### PROBLEM TO SOLVE:
Reproduce the following material exactly, including every line.

Saved entries
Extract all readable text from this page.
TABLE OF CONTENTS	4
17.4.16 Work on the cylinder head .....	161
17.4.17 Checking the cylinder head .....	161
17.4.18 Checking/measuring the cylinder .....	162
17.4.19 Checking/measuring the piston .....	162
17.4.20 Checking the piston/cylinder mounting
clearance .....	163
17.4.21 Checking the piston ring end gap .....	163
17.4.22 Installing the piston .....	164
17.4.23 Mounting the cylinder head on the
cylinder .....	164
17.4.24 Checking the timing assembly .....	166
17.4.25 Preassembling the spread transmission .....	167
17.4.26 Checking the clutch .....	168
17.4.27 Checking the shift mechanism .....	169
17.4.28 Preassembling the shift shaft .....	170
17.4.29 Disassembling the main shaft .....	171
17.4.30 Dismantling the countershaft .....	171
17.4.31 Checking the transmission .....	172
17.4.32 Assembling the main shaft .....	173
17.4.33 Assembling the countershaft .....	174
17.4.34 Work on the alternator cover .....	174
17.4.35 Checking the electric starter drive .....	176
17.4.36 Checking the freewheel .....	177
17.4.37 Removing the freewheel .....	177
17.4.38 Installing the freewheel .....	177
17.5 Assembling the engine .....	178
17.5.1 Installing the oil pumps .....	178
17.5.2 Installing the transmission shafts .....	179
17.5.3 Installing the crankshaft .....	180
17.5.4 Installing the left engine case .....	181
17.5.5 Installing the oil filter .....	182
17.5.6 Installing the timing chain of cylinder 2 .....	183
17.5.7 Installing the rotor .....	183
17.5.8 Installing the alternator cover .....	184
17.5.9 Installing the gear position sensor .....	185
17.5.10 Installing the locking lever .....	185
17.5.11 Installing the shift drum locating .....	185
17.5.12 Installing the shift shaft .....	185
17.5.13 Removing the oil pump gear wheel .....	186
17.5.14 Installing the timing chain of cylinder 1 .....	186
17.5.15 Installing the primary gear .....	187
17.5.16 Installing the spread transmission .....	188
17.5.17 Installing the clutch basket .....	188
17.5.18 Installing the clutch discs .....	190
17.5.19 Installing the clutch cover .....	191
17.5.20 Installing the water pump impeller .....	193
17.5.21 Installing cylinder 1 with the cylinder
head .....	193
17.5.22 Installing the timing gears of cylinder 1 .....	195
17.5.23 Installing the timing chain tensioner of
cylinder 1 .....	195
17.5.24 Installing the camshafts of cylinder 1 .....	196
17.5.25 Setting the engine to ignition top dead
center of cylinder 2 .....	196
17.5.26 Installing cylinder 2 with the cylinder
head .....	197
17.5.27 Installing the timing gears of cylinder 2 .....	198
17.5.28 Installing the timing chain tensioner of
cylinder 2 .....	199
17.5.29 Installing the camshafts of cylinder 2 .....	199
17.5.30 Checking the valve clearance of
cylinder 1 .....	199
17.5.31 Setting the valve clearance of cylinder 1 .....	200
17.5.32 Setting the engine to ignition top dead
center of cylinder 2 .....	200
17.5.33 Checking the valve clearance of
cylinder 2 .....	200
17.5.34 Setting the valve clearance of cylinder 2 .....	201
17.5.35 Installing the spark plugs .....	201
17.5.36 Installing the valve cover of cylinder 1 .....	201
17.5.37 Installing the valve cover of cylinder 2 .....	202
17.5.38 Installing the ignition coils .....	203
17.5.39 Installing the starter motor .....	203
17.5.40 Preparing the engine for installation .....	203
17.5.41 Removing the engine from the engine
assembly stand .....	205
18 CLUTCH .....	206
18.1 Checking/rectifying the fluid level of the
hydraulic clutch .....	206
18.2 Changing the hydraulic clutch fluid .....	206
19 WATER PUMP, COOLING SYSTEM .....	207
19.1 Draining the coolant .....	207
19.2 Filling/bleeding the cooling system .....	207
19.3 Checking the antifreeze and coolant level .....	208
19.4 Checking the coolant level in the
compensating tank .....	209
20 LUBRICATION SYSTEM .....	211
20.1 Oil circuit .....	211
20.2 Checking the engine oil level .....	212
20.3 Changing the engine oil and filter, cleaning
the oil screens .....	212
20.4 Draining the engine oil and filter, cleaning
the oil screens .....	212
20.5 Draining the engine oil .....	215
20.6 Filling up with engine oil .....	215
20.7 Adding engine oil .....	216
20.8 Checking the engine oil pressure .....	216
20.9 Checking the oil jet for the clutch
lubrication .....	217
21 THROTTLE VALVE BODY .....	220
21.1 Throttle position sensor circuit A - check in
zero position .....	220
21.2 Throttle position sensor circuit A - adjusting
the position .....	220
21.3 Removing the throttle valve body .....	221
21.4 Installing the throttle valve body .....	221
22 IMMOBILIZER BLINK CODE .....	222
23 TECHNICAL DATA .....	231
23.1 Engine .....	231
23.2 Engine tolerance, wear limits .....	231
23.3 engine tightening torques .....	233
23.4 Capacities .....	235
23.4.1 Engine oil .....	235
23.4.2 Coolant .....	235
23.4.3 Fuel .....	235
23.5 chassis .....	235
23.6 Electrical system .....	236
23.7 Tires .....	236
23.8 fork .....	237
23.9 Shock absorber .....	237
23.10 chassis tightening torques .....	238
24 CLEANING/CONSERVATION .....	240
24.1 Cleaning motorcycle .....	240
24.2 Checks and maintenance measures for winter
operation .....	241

### IN RESPONSE:
Extract all readable text from this page.
TABLE OF CONTENTS	4
17.4.16 Work on the cylinder head .....	161
17.4.17 Checking the cylinder head .....	161
17.4.18 Checking/measuring the cylinder .....	162
17.4.19 Checking/measuring the piston .....	162
17.4.20 Checking the piston/cylinder mounting
clearance .....	163
17.4.21 Checking the piston ring end gap .....	163
17.4.22 Installing the piston .....	164
17.4.23 Mounting the cylinder head on the
cylinder .....	164
17.4.24 Checking the timing assembly .....	166
17.4.25 Preassembling the spread transmission .....	167
17.4.26 Checking the clutch .....	168
17.4.27 Checking the shift mechanism .....	169
17.4.28 Preassembling the shift shaft .....	170
17.4.29 Disassembling the main shaft .....	171
17.4.30 Dismantling the countershaft .....	171
17.4.31 Checking the transmission .....	172
17.4.32 Assembling the main shaft .....	173
17.4.33 Assembling the countershaft .....	174
17.4.34 Work on the alternator cover .....	174
17.4.35 Checking the electric starter drive .....	176
17.4.36 Checking the freewheel .....	177
17.4.37 Removing the freewheel .....	177
17.4.38 Installing the freewheel .....	177
17.5 Assembling the engine .....	178
17.5.1 Installing the oil pumps .....	178
17.5.2 Installing the transmission shafts .....	179
17.5.3 Installing the crankshaft .....	180
17.5.4 Installing the left engine case .....	181
17.5.5 Installing the oil filter .....	182
17.5.6 Installing the timing chain of cylinder 2 .....	183
17.5.7 Installing the rotor .....	183
17.5.8 Installing the alternator cover .....	184
17.5.9 Installing the gear position sensor .....	185
17.5.10 Installing the locking lever .....	185
17.5.11 Installing the shift drum locating .....	185
17.5.12 Installing the shift shaft .....	185
17.5.13 Removing the oil pump gear wheel .....	186
17.5.14 Installing the timing chain of cylinder 1 .....	186
17.5.15 Installing the primary gear .....	187
17.5.16 Installing the spread transmission .....	188
17.5.17 Installing the clutch basket .....	188
17.5.18 Installing the clutch discs .....	190
17.5.19 Installing the clutch cover .....	191
17.5.20 Installing the water pump impeller .....	193
17.5.21 Installing cylinder 1 with the cylinder
head .....	193
17.5.22 Installing the timing gears of cylinder 1 .....	195
17.5.23 Installing the timing chain tensioner of
cylinder 1 .....	195
17.5.24 Installing the camshafts of cylinder 1 .....	196
17.5.25 Setting the engine to ignition top dead
center of cylinder 2 .....	196
17.5.26 Installing cylinder 2 with the cylinder
head .....	197
17.5.27 Installing the timing gears of cylinder 2 .....	198
17.5.28 Installing the timing chain tensioner of
cylinder 2 .....	199
17.5.29 Installing the camshafts of cylinder 2 .....	199
17.5.30 Checking the valve clearance of
cylinder 1 .....	199
17.5.31 Setting the valve clearance of cylinder 1 .....	200
17.5.32 Setting the engine to ignition top dead
center of cylinder 2 .....	200
17.5.33 Checking the valve clearance of
cylinder 2 .....	200
17.5.34 Setting the valve clearance of cylinder 2 .....	201
17.5.35 Installing the spark plugs .....	201
17.5.36 Installing the valve cover of cylinder 1 .....	201
17.5.37 Installing the valve cover of cylinder 2 .....	202
17.5.38 Installing the ignition coils .....	203
17.5.39 Installing the starter motor .....	203
17.5.40 Preparing the engine for installation .....	203
17.5.41 Removing the engine from the engine
assembly stand .....	205
18 CLUTCH .....	206
18.1 Checking/rectifying the fluid level of the
hydraulic clutch .....	206
18.2 Changing the hydraulic clutch fluid .....	206
19 WATER PUMP, COOLING SYSTEM .....	207
19.1 Draining the coolant .....	207
19.2 Filling/bleeding the cooling system .....	207
19.3 Checking the antifreeze and coolant level .....	208
19.4 Checking the coolant level in the
compensating tank .....	209
20 LUBRICATION SYSTEM .....	211
20.1 Oil circuit .....	211
20.2 Checking the engine oil level .....	212
20.3 Changing the engine oil and filter, cleaning
the oil screens .....	212
20.4 Draining the engine oil and filter, cleaning
the oil screens .....	212
20.5 Draining the engine oil .....	215
20.6 Filling up with engine oil .....	215
20.7 Adding engine oil .....	216
20.8 Checking the engine oil pressure .....	216
20.9 Checking the oil jet for the clutch
lubrication .....	217
21 THROTTLE VALVE BODY .....	220
21.1 Throttle position sensor circuit A - check in
zero position .....	220
21.2 Throttle position sensor circuit A - adjusting
the position .....	220
21.3 Removing the throttle valve body .....	221
21.4 Installing the throttle valve body .....	221
22 IMMOBILIZER BLINK CODE .....	222
23 TECHNICAL DATA .....	231
23.1 Engine .....	231
23.2 Engine tolerance, wear limits .....	231
23.3 engine tightening torques .....	233
23.4 Capacities .....	235
23.4.1 Engine oil .....	235
23.4.2 Coolant .....	235
23.4.3 Fuel .....	235
23.5 chassis .....	235
23.6 Electrical system .....	236
23.7 Tires .....	236
23.8 fork .....	237
23.9 Shock absorber .....	237
23.10 chassis tightening torques .....	238
24 CLEANING/CONSERVATION .....	240
24.1 Cleaning motorcycle .....	240
24.2 Checks and maintenance measures for winter
operation .....	241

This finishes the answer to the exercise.